### Entries provided
========================================

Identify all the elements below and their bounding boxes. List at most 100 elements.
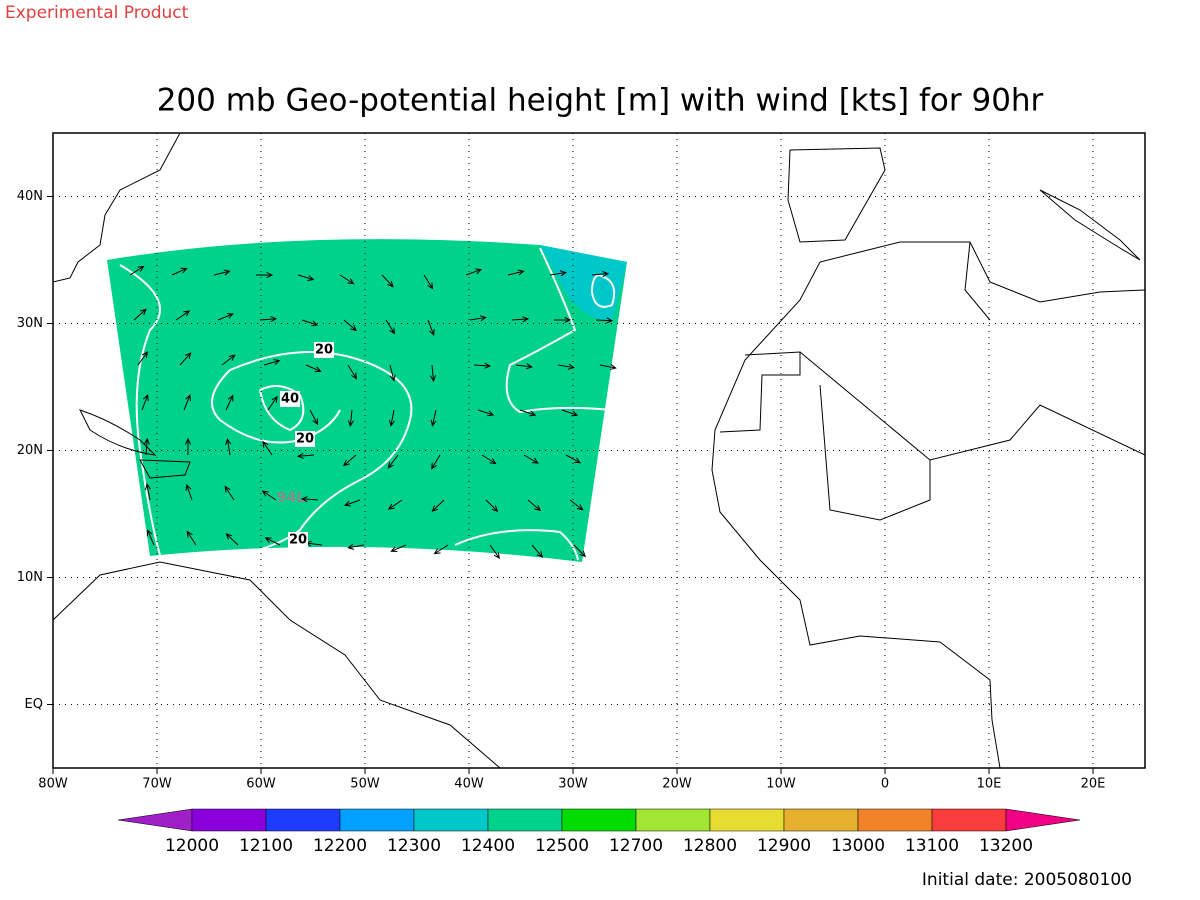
shaded-field — [107, 239, 627, 562]
lat-label: 30N — [17, 316, 43, 331]
wind-arrows — [129, 265, 617, 559]
lon-label: 20E — [1081, 777, 1106, 792]
colorbar-swatch — [561, 808, 637, 832]
colorbar-swatch — [1005, 808, 1081, 832]
border — [719, 351, 801, 433]
lon-label: 0 — [881, 777, 889, 792]
wind-arrow — [553, 316, 572, 324]
wind-arrow — [573, 544, 586, 558]
wind-arrow — [225, 438, 232, 456]
wind-arrow — [263, 359, 281, 366]
colorbar-label: 12700 — [609, 836, 663, 856]
colorbar-label: 12300 — [387, 836, 441, 856]
wind-arrow — [264, 537, 281, 546]
wind-arrow — [213, 269, 231, 276]
product-label: Experimental Product — [5, 3, 189, 23]
storm-label: 94L — [277, 490, 305, 506]
wind-arrow — [477, 409, 495, 417]
contour-line — [119, 264, 161, 556]
colorbar-label: 13000 — [831, 836, 885, 856]
colorbar-swatch — [339, 808, 415, 832]
wind-arrow — [549, 270, 567, 277]
wind-arrow — [389, 364, 396, 382]
wind-arrow — [433, 544, 449, 555]
wind-arrow — [185, 483, 193, 501]
wind-arrow — [427, 319, 435, 337]
shaded-field-high — [540, 245, 627, 322]
wind-arrow — [225, 394, 234, 411]
wind-arrow — [186, 530, 197, 546]
wind-arrow — [296, 452, 315, 459]
lat-label: 40N — [17, 189, 43, 204]
wind-arrow — [143, 437, 150, 456]
border — [964, 241, 991, 321]
colorbar-swatch — [487, 808, 563, 832]
wind-arrow — [343, 499, 361, 507]
wind-arrow — [221, 354, 236, 366]
lon-label: 20W — [662, 777, 692, 792]
colorbar-label: 12800 — [683, 836, 737, 856]
border — [799, 351, 1146, 461]
wind-arrow — [531, 544, 544, 559]
wind-arrow — [381, 274, 394, 288]
wind-arrow — [129, 265, 145, 276]
lon-label: 70W — [142, 777, 172, 792]
colorbar-label: 12400 — [461, 836, 515, 856]
wind-arrow — [301, 319, 319, 327]
colorbar-label: 12900 — [757, 836, 811, 856]
colorbar-swatch — [931, 808, 1007, 832]
wind-arrow — [469, 315, 487, 322]
lon-label: 40W — [454, 777, 484, 792]
wind-arrow — [224, 485, 235, 501]
wind-arrow — [141, 393, 149, 411]
contour-label: 20 — [289, 533, 307, 548]
wind-arrow — [262, 440, 273, 456]
contour-label-bg — [288, 532, 308, 548]
wind-arrow — [473, 362, 492, 369]
wind-arrow — [347, 409, 354, 428]
lon-label: 80W — [38, 777, 68, 792]
wind-arrow — [300, 496, 319, 503]
colorbar-swatch — [783, 808, 859, 832]
coast-hispaniola — [139, 459, 191, 479]
wind-arrow — [481, 454, 497, 465]
wind-arrow — [489, 544, 500, 559]
contour-line — [211, 369, 341, 444]
wind-arrow — [561, 409, 579, 417]
wind-arrow — [343, 319, 357, 332]
wind-arrow — [387, 454, 399, 469]
wind-arrow — [259, 316, 278, 323]
contour-label-bg — [295, 431, 315, 447]
colorbar-swatch — [265, 808, 341, 832]
colorbar-swatch — [191, 808, 267, 832]
colorbar-swatch — [857, 808, 933, 832]
coast-iberia — [787, 147, 886, 243]
wind-arrow — [144, 483, 151, 501]
lat-label: 10N — [17, 570, 43, 585]
wind-arrow — [261, 490, 277, 501]
colorbar-swatch — [413, 808, 489, 832]
wind-arrow — [343, 454, 357, 467]
wind-arrow — [599, 364, 617, 371]
colorbar-label: 12500 — [535, 836, 589, 856]
wind-arrow — [485, 499, 499, 513]
wind-arrow — [137, 351, 149, 366]
coast-north-america — [52, 132, 181, 283]
wind-arrow — [297, 274, 315, 281]
wind-arrow — [511, 316, 530, 323]
wind-arrow — [388, 409, 395, 427]
wind-arrow — [519, 409, 537, 417]
border — [819, 384, 931, 521]
lon-label: 30W — [558, 777, 588, 792]
wind-arrow — [175, 310, 191, 321]
contour-label: 40 — [281, 392, 299, 407]
wind-arrow — [527, 499, 542, 512]
lat-label: EQ — [25, 697, 43, 712]
contour-label-bg — [280, 391, 300, 407]
wind-arrow — [523, 454, 539, 464]
wind-arrow — [431, 454, 441, 470]
contour-line — [505, 247, 611, 414]
contour-line — [259, 385, 305, 432]
wind-arrow — [387, 499, 403, 510]
wind-arrow — [184, 437, 192, 456]
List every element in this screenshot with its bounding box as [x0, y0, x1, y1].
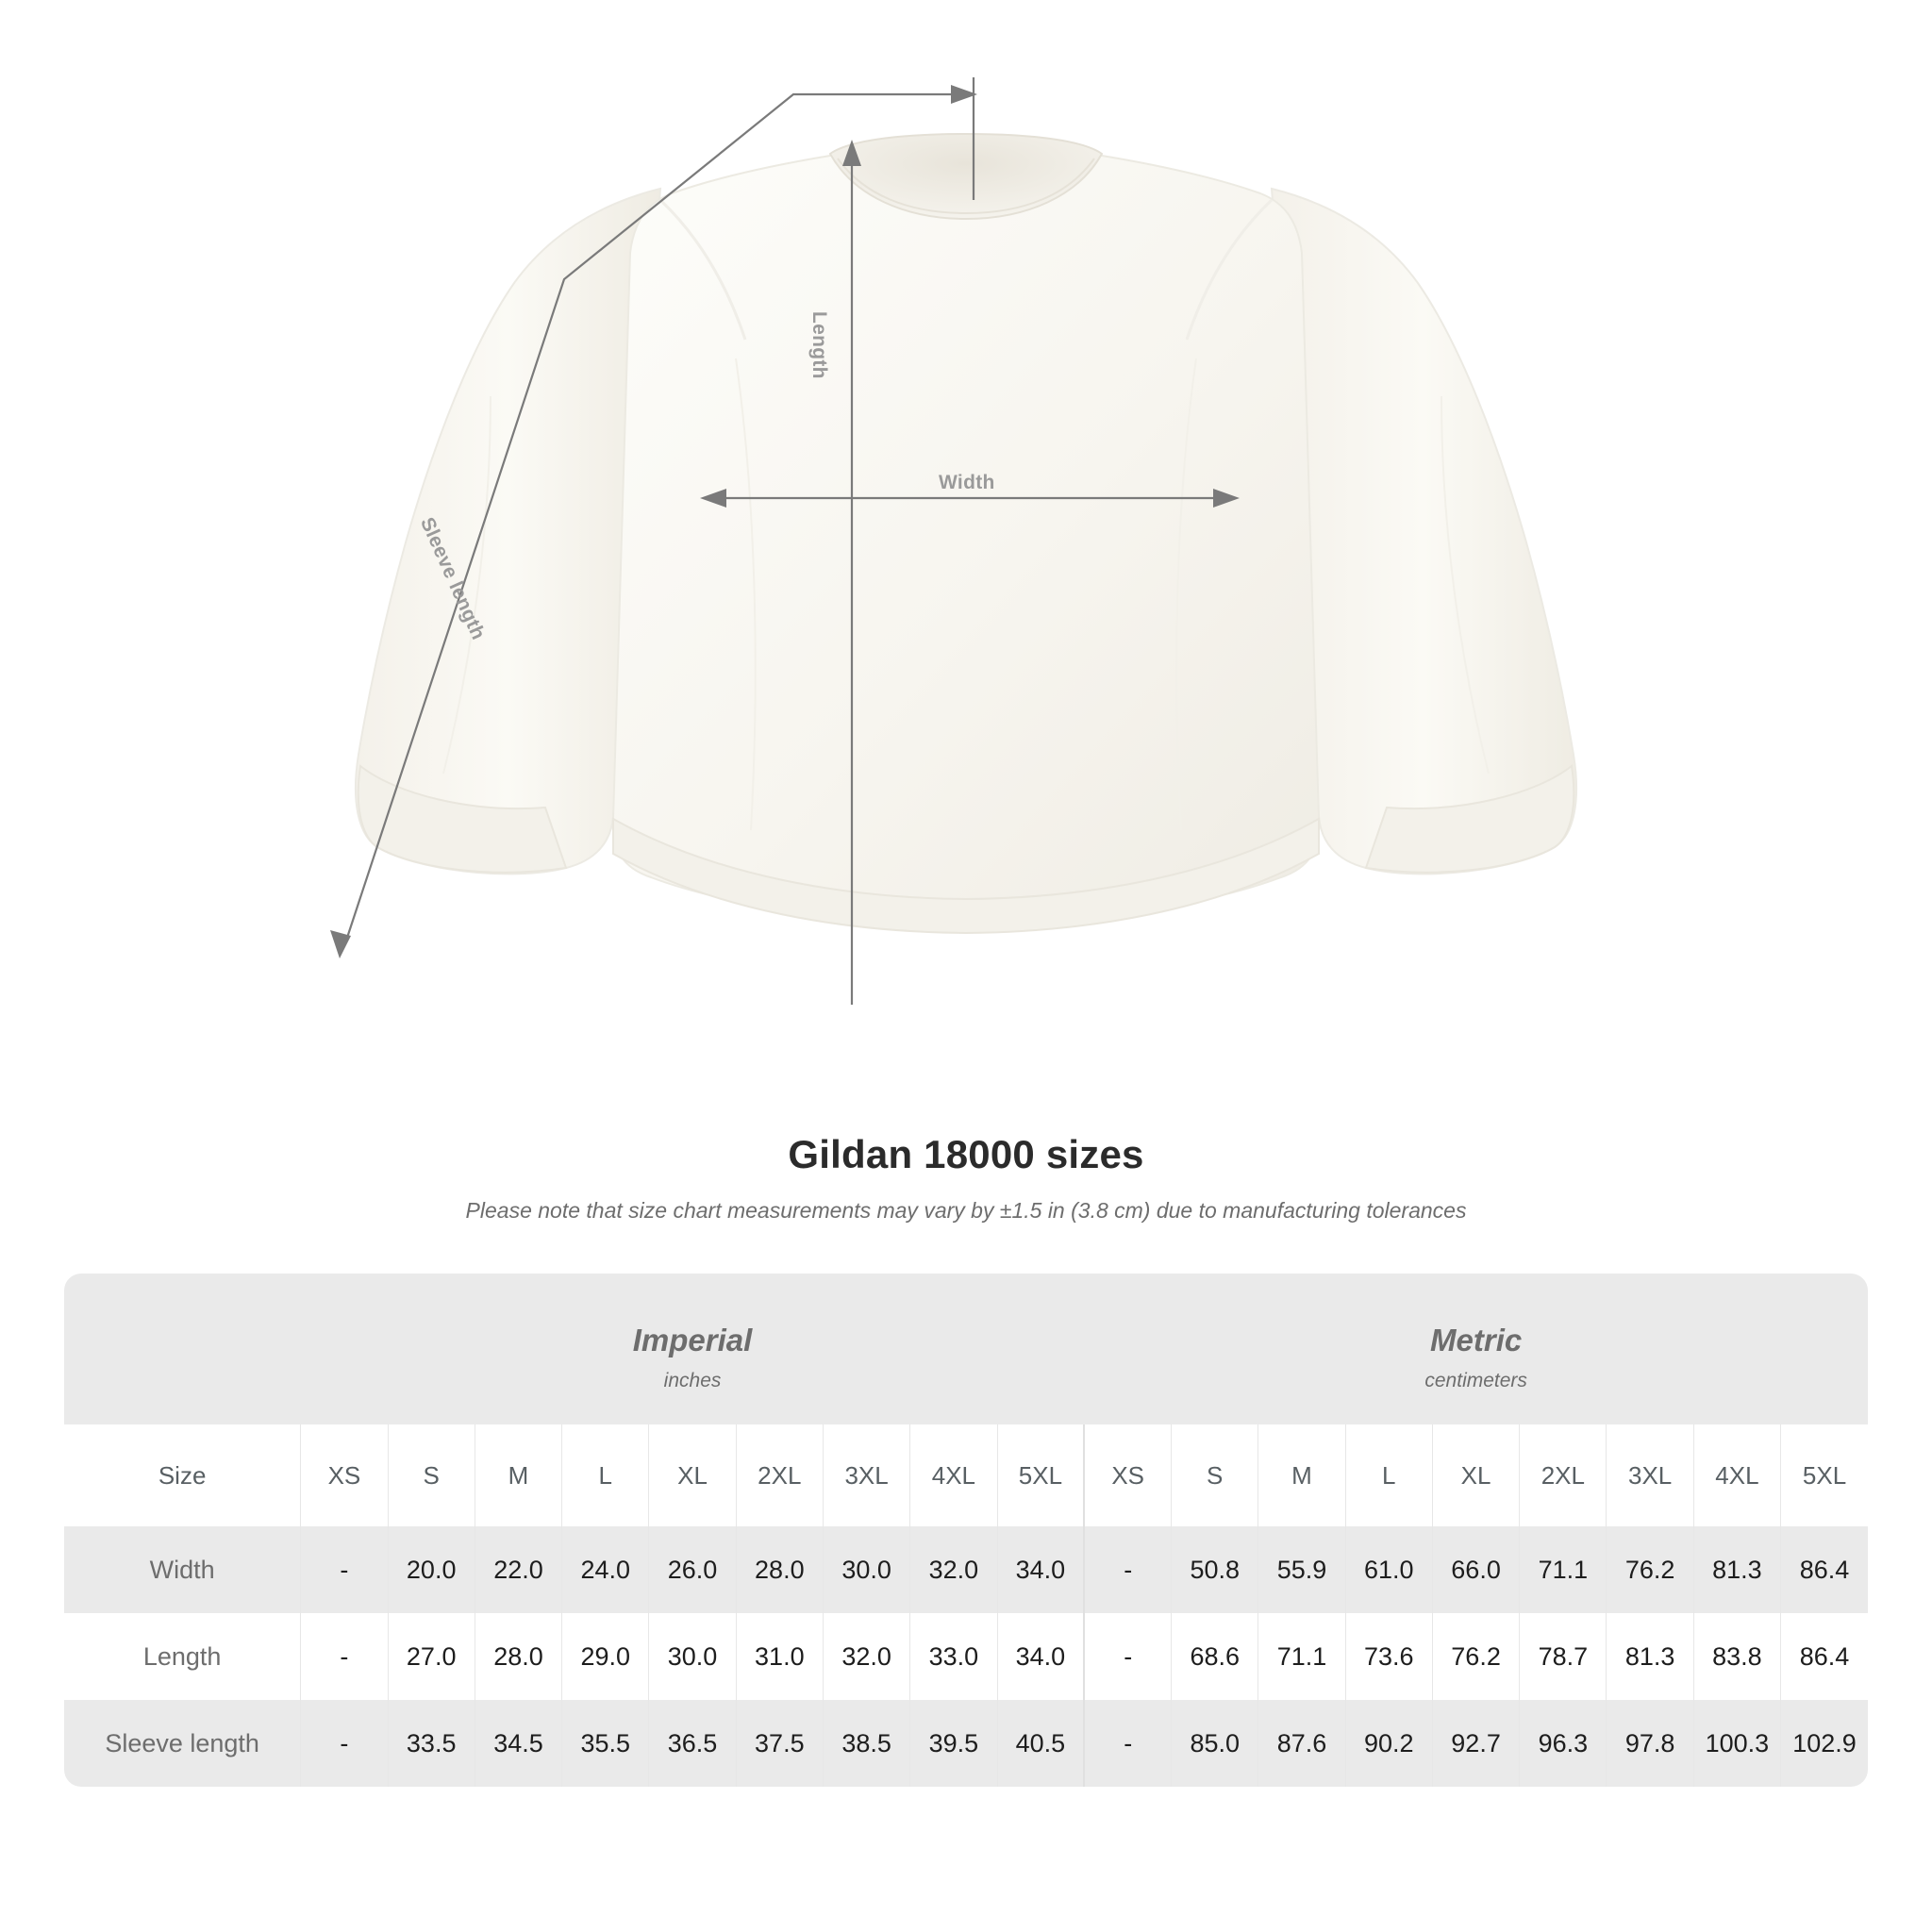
sleeve-met-4xl: 100.3 [1692, 1700, 1781, 1787]
length-met-5xl: 86.4 [1780, 1613, 1868, 1700]
width-imp-xs: - [300, 1526, 389, 1613]
width-imp-xl: 26.0 [648, 1526, 737, 1613]
unit-name-metric: Metric [1430, 1323, 1523, 1357]
header-imp-3xl: 3XL [822, 1424, 910, 1526]
header-imp-5xl: 5XL [996, 1424, 1085, 1526]
length-imp-xs: - [300, 1613, 389, 1700]
header-imp-2xl: 2XL [735, 1424, 824, 1526]
page-title: Gildan 18000 sizes [788, 1132, 1144, 1176]
width-met-5xl: 86.4 [1780, 1526, 1868, 1613]
table-row-length: Length - 27.0 28.0 29.0 30.0 31.0 32.0 3… [64, 1613, 1868, 1700]
sleeve-met-2xl: 96.3 [1519, 1700, 1607, 1787]
width-imp-2xl: 28.0 [735, 1526, 824, 1613]
sleeve-met-s: 85.0 [1171, 1700, 1258, 1787]
width-imp-l: 24.0 [561, 1526, 649, 1613]
width-met-l: 61.0 [1344, 1526, 1433, 1613]
header-met-2xl: 2XL [1519, 1424, 1607, 1526]
sleeve-imp-2xl: 37.5 [735, 1700, 824, 1787]
sleeve-met-xs: - [1083, 1700, 1172, 1787]
header-imp-l: L [561, 1424, 649, 1526]
sleeve-imp-3xl: 38.5 [822, 1700, 910, 1787]
header-imp-4xl: 4XL [909, 1424, 998, 1526]
length-met-4xl: 83.8 [1692, 1613, 1781, 1700]
row-label-width: Width [64, 1526, 301, 1613]
header-met-xs: XS [1083, 1424, 1172, 1526]
sleeve-met-m: 87.6 [1257, 1700, 1346, 1787]
width-met-m: 55.9 [1257, 1526, 1346, 1613]
unit-banner-imperial: Imperial inches [300, 1274, 1085, 1424]
length-dimension-label: Length [808, 311, 830, 379]
row-label-length: Length [64, 1613, 301, 1700]
width-met-4xl: 81.3 [1692, 1526, 1781, 1613]
length-imp-m: 28.0 [474, 1613, 562, 1700]
length-met-s: 68.6 [1171, 1613, 1258, 1700]
size-chart-table: Imperial inches Metric centimeters Size … [64, 1274, 1868, 1787]
sleeve-imp-m: 34.5 [474, 1700, 562, 1787]
size-chart-table-wrapper: Imperial inches Metric centimeters Size … [64, 1274, 1868, 1787]
length-imp-xl: 30.0 [648, 1613, 737, 1700]
sleeve-imp-s: 33.5 [387, 1700, 475, 1787]
width-met-s: 50.8 [1171, 1526, 1258, 1613]
sleeve-met-xl: 92.7 [1431, 1700, 1520, 1787]
header-met-m: M [1257, 1424, 1346, 1526]
header-met-3xl: 3XL [1606, 1424, 1694, 1526]
header-imp-xl: XL [648, 1424, 737, 1526]
sleeve-imp-xs: - [300, 1700, 389, 1787]
garment-illustration [330, 77, 1578, 1005]
unit-name-imperial: Imperial [632, 1323, 753, 1357]
length-imp-4xl: 33.0 [909, 1613, 998, 1700]
table-row-width: Width - 20.0 22.0 24.0 26.0 28.0 30.0 32… [64, 1526, 1868, 1613]
table-row-sleeve-length: Sleeve length - 33.5 34.5 35.5 36.5 37.5… [64, 1700, 1868, 1787]
sleeve-imp-l: 35.5 [561, 1700, 649, 1787]
width-met-3xl: 76.2 [1606, 1526, 1694, 1613]
table-header-row: Size XS S M L XL 2XL 3XL 4XL 5XL XS S M … [64, 1424, 1868, 1526]
sleeve-met-5xl: 102.9 [1780, 1700, 1868, 1787]
measurement-tolerance-note: Please note that size chart measurements… [465, 1198, 1467, 1223]
header-size: Size [64, 1424, 301, 1526]
header-imp-xs: XS [300, 1424, 389, 1526]
title-block: Gildan 18000 sizes Please note that size… [0, 1132, 1932, 1224]
width-met-xs: - [1083, 1526, 1172, 1613]
width-met-xl: 66.0 [1431, 1526, 1520, 1613]
header-met-5xl: 5XL [1780, 1424, 1868, 1526]
header-met-s: S [1171, 1424, 1258, 1526]
unit-sub-imperial: inches [663, 1370, 722, 1391]
width-imp-5xl: 34.0 [996, 1526, 1085, 1613]
length-imp-5xl: 34.0 [996, 1613, 1085, 1700]
sleeve-imp-5xl: 40.5 [996, 1700, 1085, 1787]
header-imp-s: S [387, 1424, 475, 1526]
width-imp-m: 22.0 [474, 1526, 562, 1613]
length-met-3xl: 81.3 [1606, 1613, 1694, 1700]
length-imp-s: 27.0 [387, 1613, 475, 1700]
sleeve-imp-xl: 36.5 [648, 1700, 737, 1787]
unit-banner-metric: Metric centimeters [1084, 1274, 1868, 1424]
length-imp-2xl: 31.0 [735, 1613, 824, 1700]
length-met-2xl: 78.7 [1519, 1613, 1607, 1700]
sleeve-met-3xl: 97.8 [1606, 1700, 1694, 1787]
header-met-l: L [1344, 1424, 1433, 1526]
sleeve-met-l: 90.2 [1344, 1700, 1433, 1787]
length-imp-l: 29.0 [561, 1613, 649, 1700]
length-met-m: 71.1 [1257, 1613, 1346, 1700]
unit-banner-row: Imperial inches Metric centimeters [64, 1274, 1868, 1424]
unit-sub-metric: centimeters [1424, 1370, 1527, 1391]
length-met-l: 73.6 [1344, 1613, 1433, 1700]
header-met-4xl: 4XL [1692, 1424, 1781, 1526]
header-imp-m: M [474, 1424, 562, 1526]
length-met-xs: - [1083, 1613, 1172, 1700]
measurement-lines [330, 77, 1240, 1005]
unit-banner-spacer [64, 1274, 301, 1424]
length-met-xl: 76.2 [1431, 1613, 1520, 1700]
width-imp-3xl: 30.0 [822, 1526, 910, 1613]
row-label-sleeve-length: Sleeve length [64, 1700, 301, 1787]
width-dimension-label: Width [939, 472, 995, 493]
sleeve-imp-4xl: 39.5 [909, 1700, 998, 1787]
width-imp-4xl: 32.0 [909, 1526, 998, 1613]
width-imp-s: 20.0 [387, 1526, 475, 1613]
header-met-xl: XL [1431, 1424, 1520, 1526]
garment-diagram: Length Width Sleeve length [330, 77, 1578, 1005]
width-met-2xl: 71.1 [1519, 1526, 1607, 1613]
length-imp-3xl: 32.0 [822, 1613, 910, 1700]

========================================

### Stated goal
Output the part that opens with the line containing "shaded-field — [107, 239, 627, 562]" and closes with the line containing "lon-label: 80W — [38, 777, 68, 792]" as a numbered list, with blank lines left out.

### Output of the exercise
1. shaded-field — [107, 239, 627, 562]
2. lat-label: 30N — [17, 316, 43, 331]
3. wind-arrows — [129, 265, 617, 559]
4. lon-label: 20E — [1081, 777, 1106, 792]
5. colorbar-swatch — [561, 808, 637, 832]
6. colorbar-swatch — [1005, 808, 1081, 832]
7. border — [719, 351, 801, 433]
8. lon-label: 0 — [881, 777, 889, 792]
9. wind-arrow — [553, 316, 572, 324]
10. wind-arrow — [573, 544, 586, 558]
11. wind-arrow — [225, 438, 232, 456]
12. wind-arrow — [263, 359, 281, 366]
13. colorbar-label: 12700 — [609, 836, 663, 856]
14. colorbar-label: 12300 — [387, 836, 441, 856]
15. wind-arrow — [264, 537, 281, 546]
16. wind-arrow — [213, 269, 231, 276]
17. product-label: Experimental Product — [5, 3, 189, 23]
18. storm-label: 94L — [277, 490, 305, 506]
19. wind-arrow — [477, 409, 495, 417]
20. contour-line — [119, 264, 161, 556]
21. colorbar-label: 13000 — [831, 836, 885, 856]
22. colorbar-swatch — [339, 808, 415, 832]
23. wind-arrow — [549, 270, 567, 277]
24. wind-arrow — [389, 364, 396, 382]
25. wind-arrow — [433, 544, 449, 555]
26. wind-arrow — [185, 483, 193, 501]
27. wind-arrow — [427, 319, 435, 337]
28. shaded-field-high — [540, 245, 627, 322]
29. wind-arrow — [225, 394, 234, 411]
30. wind-arrow — [186, 530, 197, 546]
31. wind-arrow — [296, 452, 315, 459]
32. lat-label: 40N — [17, 189, 43, 204]
33. wind-arrow — [143, 437, 150, 456]
34. border — [964, 241, 991, 321]
35. colorbar-swatch — [487, 808, 563, 832]
36. wind-arrow — [343, 499, 361, 507]
37. wind-arrow — [221, 354, 236, 366]
38. lon-label: 20W — [662, 777, 692, 792]
39. colorbar-label: 12800 — [683, 836, 737, 856]
40. border — [799, 351, 1146, 461]
41. wind-arrow — [531, 544, 544, 559]
42. wind-arrow — [381, 274, 394, 288]
43. wind-arrow — [129, 265, 145, 276]
44. lon-label: 70W — [142, 777, 172, 792]
45. colorbar-label: 12400 — [461, 836, 515, 856]
46. wind-arrow — [301, 319, 319, 327]
47. colorbar-label: 12900 — [757, 836, 811, 856]
48. colorbar-swatch — [931, 808, 1007, 832]
49. wind-arrow — [469, 315, 487, 322]
50. lon-label: 40W — [454, 777, 484, 792]
51. wind-arrow — [224, 485, 235, 501]
52. wind-arrow — [141, 393, 149, 411]
53. contour-label: 20 — [289, 533, 307, 548]
54. wind-arrow — [262, 440, 273, 456]
55. contour-label-bg — [288, 532, 308, 548]
56. wind-arrow — [473, 362, 492, 369]
57. wind-arrow — [347, 409, 354, 428]
58. lon-label: 80W — [38, 777, 68, 792]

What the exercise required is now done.